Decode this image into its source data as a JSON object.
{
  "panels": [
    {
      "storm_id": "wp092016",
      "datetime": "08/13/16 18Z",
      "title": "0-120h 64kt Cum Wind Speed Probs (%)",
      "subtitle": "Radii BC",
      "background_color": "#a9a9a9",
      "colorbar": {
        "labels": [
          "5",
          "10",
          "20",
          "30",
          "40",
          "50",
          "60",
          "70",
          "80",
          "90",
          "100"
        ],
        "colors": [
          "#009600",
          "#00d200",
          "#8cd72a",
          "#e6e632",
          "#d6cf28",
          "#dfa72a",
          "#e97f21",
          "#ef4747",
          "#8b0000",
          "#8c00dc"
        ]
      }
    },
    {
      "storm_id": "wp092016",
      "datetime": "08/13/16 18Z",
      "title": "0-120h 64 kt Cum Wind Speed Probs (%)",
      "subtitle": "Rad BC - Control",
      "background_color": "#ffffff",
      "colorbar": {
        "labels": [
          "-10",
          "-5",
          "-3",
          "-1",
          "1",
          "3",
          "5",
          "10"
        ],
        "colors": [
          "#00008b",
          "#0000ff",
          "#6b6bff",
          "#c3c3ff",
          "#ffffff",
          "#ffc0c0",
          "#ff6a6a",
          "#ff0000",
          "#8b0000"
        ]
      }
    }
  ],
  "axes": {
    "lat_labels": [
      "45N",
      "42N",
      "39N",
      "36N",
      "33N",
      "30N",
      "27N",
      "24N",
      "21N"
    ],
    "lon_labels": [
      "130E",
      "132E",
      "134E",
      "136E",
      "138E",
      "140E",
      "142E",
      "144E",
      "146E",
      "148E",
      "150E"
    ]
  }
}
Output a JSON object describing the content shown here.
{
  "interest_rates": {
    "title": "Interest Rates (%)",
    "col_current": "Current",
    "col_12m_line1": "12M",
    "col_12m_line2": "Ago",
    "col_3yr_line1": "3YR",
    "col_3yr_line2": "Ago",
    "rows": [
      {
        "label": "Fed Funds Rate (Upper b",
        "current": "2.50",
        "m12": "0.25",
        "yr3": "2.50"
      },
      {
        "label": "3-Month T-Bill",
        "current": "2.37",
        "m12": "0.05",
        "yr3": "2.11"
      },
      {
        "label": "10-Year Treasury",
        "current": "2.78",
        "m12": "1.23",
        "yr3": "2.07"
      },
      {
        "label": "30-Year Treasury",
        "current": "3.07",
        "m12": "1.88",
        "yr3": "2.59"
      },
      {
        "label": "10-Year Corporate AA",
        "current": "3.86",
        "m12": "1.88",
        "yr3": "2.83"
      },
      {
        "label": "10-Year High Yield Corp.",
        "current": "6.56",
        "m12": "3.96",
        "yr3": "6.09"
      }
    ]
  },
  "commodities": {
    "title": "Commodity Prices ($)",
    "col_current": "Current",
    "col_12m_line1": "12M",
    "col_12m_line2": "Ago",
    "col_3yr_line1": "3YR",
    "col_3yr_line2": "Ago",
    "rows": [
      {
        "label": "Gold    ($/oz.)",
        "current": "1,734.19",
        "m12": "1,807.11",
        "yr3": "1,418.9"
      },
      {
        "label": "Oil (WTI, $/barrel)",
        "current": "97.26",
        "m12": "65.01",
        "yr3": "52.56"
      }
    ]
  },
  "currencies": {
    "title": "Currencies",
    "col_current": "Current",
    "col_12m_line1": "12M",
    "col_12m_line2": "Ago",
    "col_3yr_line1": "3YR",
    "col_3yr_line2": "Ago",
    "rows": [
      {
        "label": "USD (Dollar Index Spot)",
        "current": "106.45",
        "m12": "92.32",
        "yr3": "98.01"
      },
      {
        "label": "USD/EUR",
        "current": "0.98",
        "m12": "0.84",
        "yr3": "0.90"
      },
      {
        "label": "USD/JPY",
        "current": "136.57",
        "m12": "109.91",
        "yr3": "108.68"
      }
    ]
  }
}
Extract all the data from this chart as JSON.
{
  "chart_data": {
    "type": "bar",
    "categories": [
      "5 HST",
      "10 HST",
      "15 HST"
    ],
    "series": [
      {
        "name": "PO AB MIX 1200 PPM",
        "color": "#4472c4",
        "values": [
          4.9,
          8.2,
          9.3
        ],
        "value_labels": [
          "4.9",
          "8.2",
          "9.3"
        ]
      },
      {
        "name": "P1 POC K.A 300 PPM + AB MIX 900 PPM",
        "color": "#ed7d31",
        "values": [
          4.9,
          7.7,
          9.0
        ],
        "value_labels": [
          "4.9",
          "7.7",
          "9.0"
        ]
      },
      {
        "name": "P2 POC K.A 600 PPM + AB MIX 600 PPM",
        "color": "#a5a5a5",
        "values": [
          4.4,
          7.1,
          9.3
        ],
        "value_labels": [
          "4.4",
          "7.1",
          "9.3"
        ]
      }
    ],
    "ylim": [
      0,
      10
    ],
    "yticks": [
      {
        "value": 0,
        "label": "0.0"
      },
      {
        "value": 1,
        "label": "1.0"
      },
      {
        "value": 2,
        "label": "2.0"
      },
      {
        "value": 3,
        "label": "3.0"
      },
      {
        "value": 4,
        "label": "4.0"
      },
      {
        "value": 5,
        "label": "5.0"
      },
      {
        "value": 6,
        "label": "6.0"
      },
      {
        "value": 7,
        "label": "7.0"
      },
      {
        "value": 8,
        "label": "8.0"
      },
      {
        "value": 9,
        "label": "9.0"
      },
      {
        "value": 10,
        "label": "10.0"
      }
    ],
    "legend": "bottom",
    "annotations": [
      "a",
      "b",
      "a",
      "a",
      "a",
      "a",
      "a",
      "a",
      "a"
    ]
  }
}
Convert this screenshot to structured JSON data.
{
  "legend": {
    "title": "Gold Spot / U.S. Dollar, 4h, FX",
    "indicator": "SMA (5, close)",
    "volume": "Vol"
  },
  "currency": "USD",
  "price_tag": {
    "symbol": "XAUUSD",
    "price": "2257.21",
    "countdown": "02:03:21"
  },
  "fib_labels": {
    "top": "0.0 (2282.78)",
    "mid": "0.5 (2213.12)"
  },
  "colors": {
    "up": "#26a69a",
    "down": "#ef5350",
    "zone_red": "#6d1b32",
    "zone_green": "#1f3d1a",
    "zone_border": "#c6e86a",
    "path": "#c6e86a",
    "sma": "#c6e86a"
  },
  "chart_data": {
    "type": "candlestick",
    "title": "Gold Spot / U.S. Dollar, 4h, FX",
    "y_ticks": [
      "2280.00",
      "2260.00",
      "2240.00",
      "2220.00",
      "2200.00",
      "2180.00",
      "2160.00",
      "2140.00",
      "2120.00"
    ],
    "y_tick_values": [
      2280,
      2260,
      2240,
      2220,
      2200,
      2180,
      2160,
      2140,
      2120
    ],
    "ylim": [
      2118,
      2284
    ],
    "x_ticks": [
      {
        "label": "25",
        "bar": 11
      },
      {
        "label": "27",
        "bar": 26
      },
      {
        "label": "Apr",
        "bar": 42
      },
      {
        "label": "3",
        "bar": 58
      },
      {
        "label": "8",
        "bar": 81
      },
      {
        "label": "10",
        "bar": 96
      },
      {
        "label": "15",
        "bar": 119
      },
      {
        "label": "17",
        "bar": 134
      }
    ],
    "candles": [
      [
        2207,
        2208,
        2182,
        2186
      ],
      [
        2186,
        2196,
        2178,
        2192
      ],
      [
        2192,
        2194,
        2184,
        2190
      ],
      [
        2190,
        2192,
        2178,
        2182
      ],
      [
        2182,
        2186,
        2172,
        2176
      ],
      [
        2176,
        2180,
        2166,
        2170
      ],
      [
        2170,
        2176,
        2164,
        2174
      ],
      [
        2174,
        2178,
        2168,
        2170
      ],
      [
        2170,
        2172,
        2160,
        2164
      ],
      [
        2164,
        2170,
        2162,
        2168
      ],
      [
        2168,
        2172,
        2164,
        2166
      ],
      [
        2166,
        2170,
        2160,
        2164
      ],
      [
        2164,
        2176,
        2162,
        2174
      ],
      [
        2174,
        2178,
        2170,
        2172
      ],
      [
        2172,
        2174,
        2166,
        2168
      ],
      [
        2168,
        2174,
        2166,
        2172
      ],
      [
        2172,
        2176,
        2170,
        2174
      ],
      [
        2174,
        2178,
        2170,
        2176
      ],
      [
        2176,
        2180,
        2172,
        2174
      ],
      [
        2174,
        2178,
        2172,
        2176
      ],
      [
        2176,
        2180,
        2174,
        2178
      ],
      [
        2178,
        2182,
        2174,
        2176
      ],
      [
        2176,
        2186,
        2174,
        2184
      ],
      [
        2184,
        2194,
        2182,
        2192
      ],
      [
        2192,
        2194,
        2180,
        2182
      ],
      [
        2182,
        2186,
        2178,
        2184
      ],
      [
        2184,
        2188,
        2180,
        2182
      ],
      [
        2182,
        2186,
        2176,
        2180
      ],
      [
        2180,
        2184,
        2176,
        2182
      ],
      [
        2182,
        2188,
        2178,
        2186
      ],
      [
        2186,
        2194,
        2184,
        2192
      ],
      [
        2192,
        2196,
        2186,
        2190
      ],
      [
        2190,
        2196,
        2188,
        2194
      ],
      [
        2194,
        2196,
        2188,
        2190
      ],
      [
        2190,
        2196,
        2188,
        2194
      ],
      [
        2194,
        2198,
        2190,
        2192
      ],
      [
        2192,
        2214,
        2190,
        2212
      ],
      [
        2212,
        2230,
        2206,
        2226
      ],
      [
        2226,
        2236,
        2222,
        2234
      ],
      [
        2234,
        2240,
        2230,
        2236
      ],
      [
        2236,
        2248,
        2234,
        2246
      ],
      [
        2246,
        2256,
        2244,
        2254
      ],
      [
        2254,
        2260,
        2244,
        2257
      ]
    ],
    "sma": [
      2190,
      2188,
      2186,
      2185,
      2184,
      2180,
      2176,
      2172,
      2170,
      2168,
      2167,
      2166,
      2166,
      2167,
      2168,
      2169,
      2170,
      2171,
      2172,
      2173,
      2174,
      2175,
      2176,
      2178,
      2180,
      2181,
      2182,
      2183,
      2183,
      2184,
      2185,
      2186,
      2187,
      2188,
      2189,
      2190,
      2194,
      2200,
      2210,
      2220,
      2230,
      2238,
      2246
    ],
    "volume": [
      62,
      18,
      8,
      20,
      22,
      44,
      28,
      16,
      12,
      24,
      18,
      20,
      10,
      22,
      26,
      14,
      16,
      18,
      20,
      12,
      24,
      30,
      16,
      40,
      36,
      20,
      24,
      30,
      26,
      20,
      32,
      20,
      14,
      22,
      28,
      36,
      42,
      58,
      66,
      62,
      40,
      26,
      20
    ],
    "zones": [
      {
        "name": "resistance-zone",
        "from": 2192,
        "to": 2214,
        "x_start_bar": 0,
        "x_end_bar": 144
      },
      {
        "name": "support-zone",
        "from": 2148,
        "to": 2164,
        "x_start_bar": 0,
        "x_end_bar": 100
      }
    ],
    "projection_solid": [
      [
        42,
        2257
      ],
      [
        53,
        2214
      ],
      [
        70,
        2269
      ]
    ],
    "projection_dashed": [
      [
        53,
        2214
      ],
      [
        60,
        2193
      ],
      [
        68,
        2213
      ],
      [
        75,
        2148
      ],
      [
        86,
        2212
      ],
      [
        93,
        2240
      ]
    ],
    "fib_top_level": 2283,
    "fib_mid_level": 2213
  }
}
━━━
• Written exercise: In the entries above, find lines with "object" and copy each.

• Full output:
Decode this image into its source data as a JSON object.
Output a JSON object describing the content shown here.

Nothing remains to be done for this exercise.